### REQUIRED WORK:
Omit all pictures and give the records below again exactly as written.

### RECORDS FOR PROCESSING:
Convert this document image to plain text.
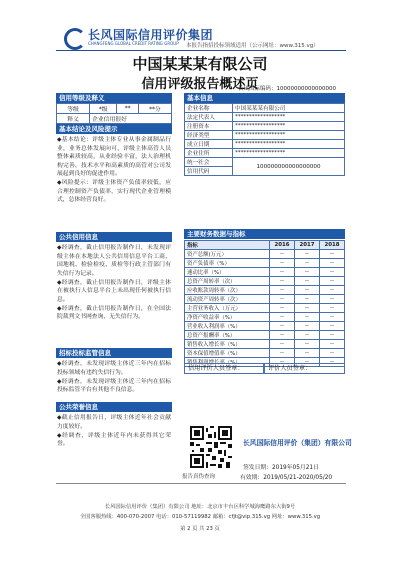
长风国际信用评价集团
CHANGFENG GLOBAL CREDIT RATING GROUP 本报告指招投标领域适用（公示网址：www.315.vg）
中国某某某有限公司
信用评级报告概述页
长风国际编码：10000000000000000
信用等级及释义
等级	*级	**	**分
释义	企业信用很好		
基本结论及风险提示

◆基本结论：评级主体专业从事金属制品行业，业务总体发展向可，评级主体高管人员整体素质较高，从业经验丰富，法人治理机构完善，技术水平和高素质的高管对公司发展起到良好的促进作用。

◆风险提示：评级主体资产负债率较低，应合理控制资产负债率，实行现代企业管理模式，总体经营良好。

公共信用信息

◆经调查，截止信用报告制作日，未发现评级主体在本地法人公共信用信息平台工商、国地税、检验检疫、质检等行政主管部门有失信行为记录。

◆经调查，截止信用报告制作日，评级主体在被执行人信息平台上未出现任何被执行信息。

◆经调查，截止信用报告制作日，在全国法院裁判文书网查询，无失信行为。

招标投标监管信息

◆经调查，未发现评级主体近三年内在招标投标领域有违约失信行为。

◆经调查，未发现评级主体近三年内在招标投标监管平台有其他不良信息。

公共荣誉信息

◆截止信用报告日，评级主体近年社会贡献力度较好。

◆经调查，评级主体近年内未获得其它荣誉。

基本信息
企业名称	中国某某某有限公司
法定代表人	******************
注册资本	******************
经济类型	******************
成立日期	******************
企业住所	******************
统一社会	100000000000000000
信用代码	
主要财务数据与指标
指标	2016	2017	2018
资产总额(万元）	--	--	--
资产负债率（%）	--	--	--
速动比率（%）	--	--	--
总资产周转率（次）	--	--	--
应收账款周转率（次）	--	--	--
流动资产周转率（次）	--	--	--
主营业务收入（万元）	--	--	--
净资产收益率（%）	--	--	--
营业收入利润率（%）	--	--	--
总资产报酬率（%）	--	--	--
销售收入增长率（%）	--	--	--
资本保值增值率（%）	--	--	--
销售利润增长率（%）	--	--	--
信用评价人员签章：	评价人员签章：
报告真伪查询
长风国际信用评价（集团）有限公司
签发日期：2019年05月21日
有效期：2019/05/21-2020/05/20
长风国际信用评价（集团）有限公司 地址：北京市丰台区科学城海鹰路东大街9号
全国客服热线：400-070-2007 电话：010-57119982 邮箱：cfjt@vip.315.vg 网址：www.315.vg
第 2 页 共 23 页
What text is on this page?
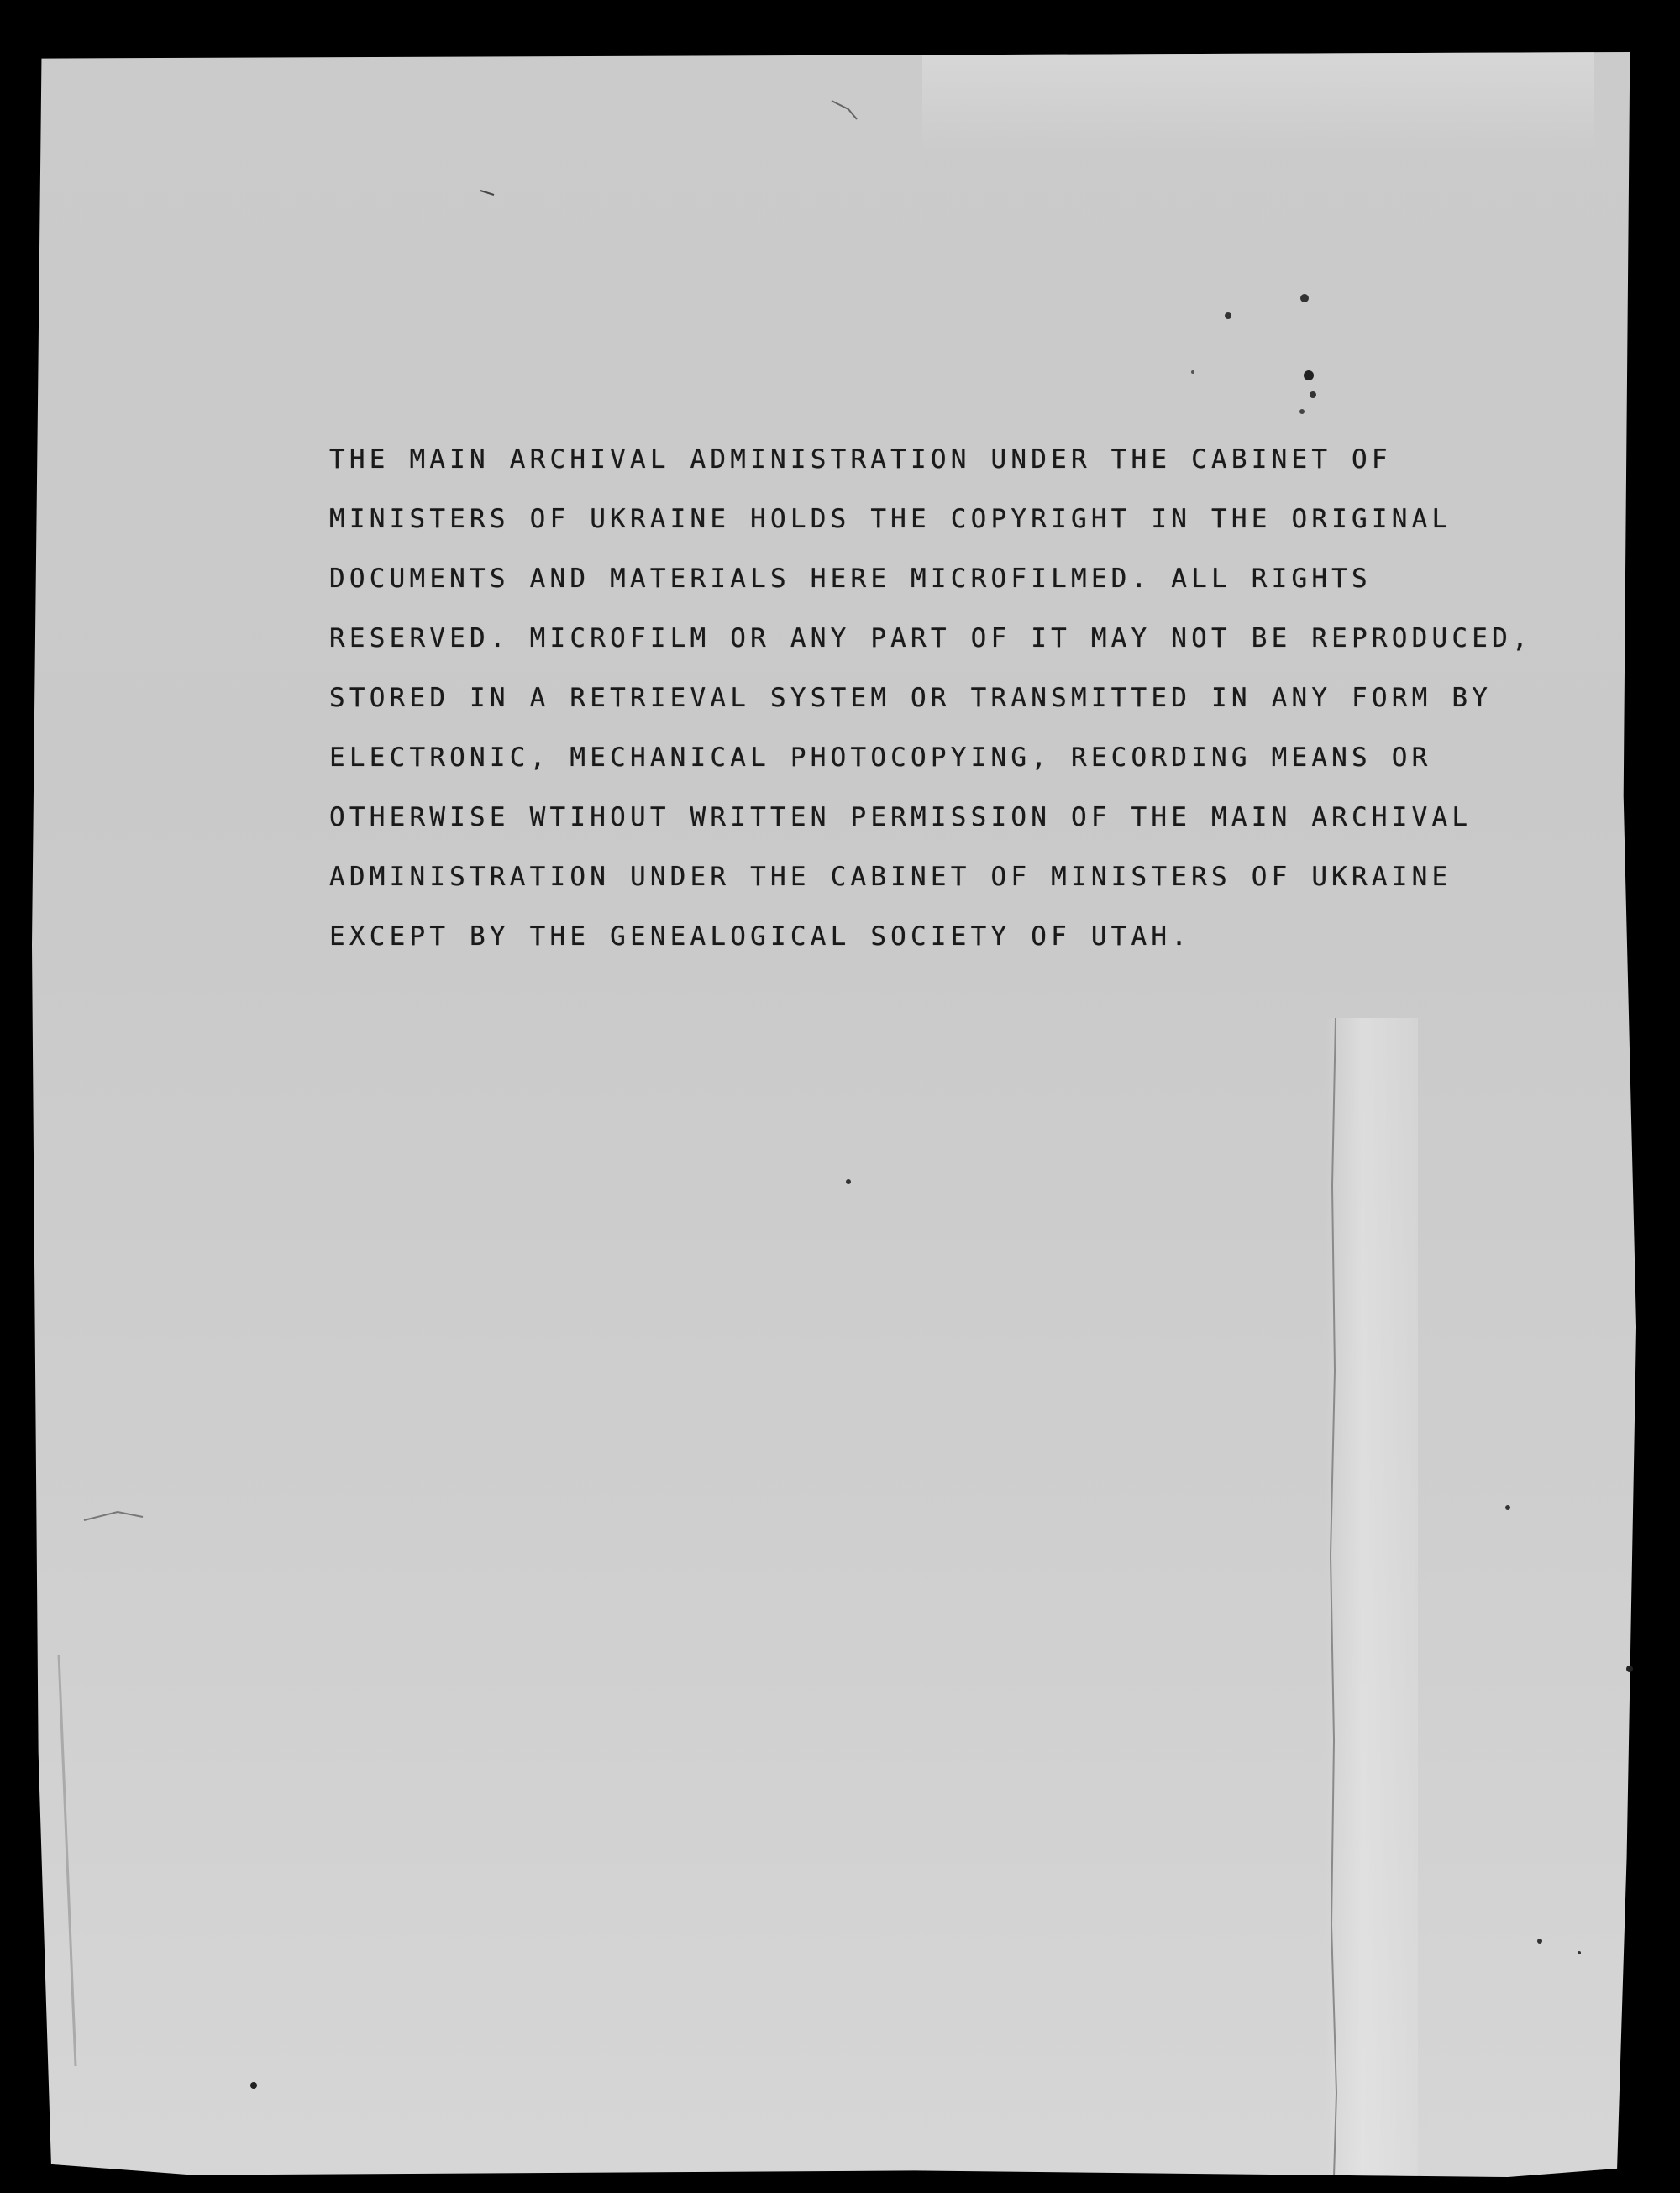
THE MAIN ARCHIVAL ADMINISTRATION UNDER THE CABINET OF
MINISTERS OF UKRAINE HOLDS THE COPYRIGHT IN THE ORIGINAL
DOCUMENTS AND MATERIALS HERE MICROFILMED. ALL RIGHTS
RESERVED. MICROFILM OR ANY PART OF IT MAY NOT BE REPRODUCED,
STORED IN A RETRIEVAL SYSTEM OR TRANSMITTED IN ANY FORM BY
ELECTRONIC, MECHANICAL PHOTOCOPYING, RECORDING MEANS OR
OTHERWISE WTIHOUT WRITTEN PERMISSION OF THE MAIN ARCHIVAL
ADMINISTRATION UNDER THE CABINET OF MINISTERS OF UKRAINE
EXCEPT BY THE GENEALOGICAL SOCIETY OF UTAH.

### ANSWER TO THE PROBLEM:
Convert this document image to plain text.
长风国际信用评价集团
CHANGFENG GLOBAL CREDIT RATING GROUP 本报告指招投标领域适用（公示网址：www.315.vg）
中国某某某有限公司
信用评级报告概述页
长风国际编码：10000000000000000
信用等级及释义
等级	*级	**	**分
释义	企业信用很好		
基本结论及风险提示

◆基本结论：评级主体专业从事金属制品行业，业务总体发展向可，评级主体高管人员整体素质较高，从业经验丰富，法人治理机构完善，技术水平和高素质的高管对公司发展起到良好的促进作用。

◆风险提示：评级主体资产负债率较低，应合理控制资产负债率，实行现代企业管理模式，总体经营良好。

公共信用信息

◆经调查，截止信用报告制作日，未发现评级主体在本地法人公共信用信息平台工商、国地税、检验检疫、质检等行政主管部门有失信行为记录。

◆经调查，截止信用报告制作日，评级主体在被执行人信息平台上未出现任何被执行信息。

◆经调查，截止信用报告制作日，在全国法院裁判文书网查询，无失信行为。

招标投标监管信息

◆经调查，未发现评级主体近三年内在招标投标领域有违约失信行为。

◆经调查，未发现评级主体近三年内在招标投标监管平台有其他不良信息。

公共荣誉信息

◆截止信用报告日，评级主体近年社会贡献力度较好。

◆经调查，评级主体近年内未获得其它荣誉。

基本信息
企业名称	中国某某某有限公司
法定代表人	******************
注册资本	******************
经济类型	******************
成立日期	******************
企业住所	******************
统一社会	100000000000000000
信用代码	
主要财务数据与指标
指标	2016	2017	2018
资产总额(万元）	--	--	--
资产负债率（%）	--	--	--
速动比率（%）	--	--	--
总资产周转率（次）	--	--	--
应收账款周转率（次）	--	--	--
流动资产周转率（次）	--	--	--
主营业务收入（万元）	--	--	--
净资产收益率（%）	--	--	--
营业收入利润率（%）	--	--	--
总资产报酬率（%）	--	--	--
销售收入增长率（%）	--	--	--
资本保值增值率（%）	--	--	--
销售利润增长率（%）	--	--	--
信用评价人员签章：	评价人员签章：
报告真伪查询
长风国际信用评价（集团）有限公司
签发日期：2019年05月21日
有效期：2019/05/21-2020/05/20
长风国际信用评价（集团）有限公司 地址：北京市丰台区科学城海鹰路东大街9号
全国客服热线：400-070-2007 电话：010-57119982 邮箱：cfjt@vip.315.vg 网址：www.315.vg
第 2 页 共 23 页
What text is on this page?
THE MAIN ARCHIVAL ADMINISTRATION UNDER THE CABINET OF
MINISTERS OF UKRAINE HOLDS THE COPYRIGHT IN THE ORIGINAL
DOCUMENTS AND MATERIALS HERE MICROFILMED. ALL RIGHTS
RESERVED. MICROFILM OR ANY PART OF IT MAY NOT BE REPRODUCED,
STORED IN A RETRIEVAL SYSTEM OR TRANSMITTED IN ANY FORM BY
ELECTRONIC, MECHANICAL PHOTOCOPYING, RECORDING MEANS OR
OTHERWISE WTIHOUT WRITTEN PERMISSION OF THE MAIN ARCHIVAL
ADMINISTRATION UNDER THE CABINET OF MINISTERS OF UKRAINE
EXCEPT BY THE GENEALOGICAL SOCIETY OF UTAH.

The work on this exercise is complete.